Start of Provided passage

1. It will not work. The cooler lines are way too hard to get to. 
2. Why would you be running the car with no fluid?
3. Air is not an issue. Just make sure the level is checked.
4. Trans holds 9 quarts. You drain 4.5 each time you pull the plug. Perform two drains and refills, with some driving in between to mix the fluid. 
5. Overflow plug is by the driver CV shaft. 
6. Transmission needs to be hot when you pull the level plug.

Sent from AutoGuide.com App


----------



## daktah (Mar 17, 2013)

hypothetically if i could reach the cooler lines, is it a safe method?

i meant that i would drain the entire transmission at once and if i didnt have a friend to turn it off immediately after all of the fluid is out would it running for 2-3 seconds without fluid when i go to turn the car off be really bad for it.

do you mean i need to drain it hot or fill it hot?


----------



## XtremeRevolution (Jan 19, 2012)

daktah said:


> hypothetically if i could reach the cooler lines, is it a safe method?
> 
> i meant that i would drain the entire transmission at once and if i didnt have a friend to turn it off immediately after all of the fluid is out would it running for 2-3 seconds without fluid when i go to turn the car off be really bad for it.
> 
> do you mean i need to drain it hot or fill it hot?


If you could reach the cooler lines, you'd be fine doing it that way. The fluid doesn't drain quite as quickly as you think. I used this method before on other vehicles and it works fairly well. 

Fill it, then get it hot, so the correct level is adjusted when removing the level plug.


----------



## Poje (Aug 2, 2012)

I ordered 6 quarts, lookin forward to put those in!


----------



## XtremeRevolution (Jan 19, 2012)

Poje said:


> I ordered 6 quarts, lookin forward to put those in!

End of Provided passage

◆ What this task involves ◆
In the forum thread on draining transmission fluid, where is the overflow plug located?

Start of Data provided

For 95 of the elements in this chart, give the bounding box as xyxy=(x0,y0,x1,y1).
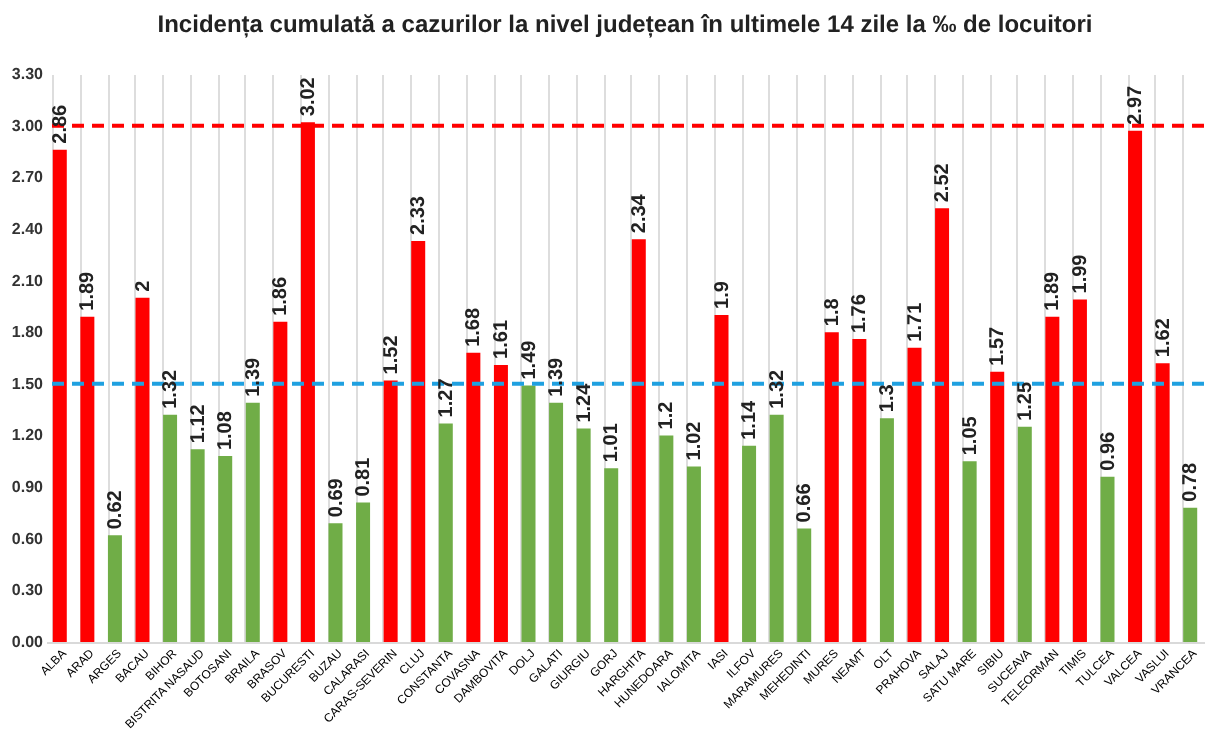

End of Data provided

◆ Answer in full ◆
By the driver CV shaft.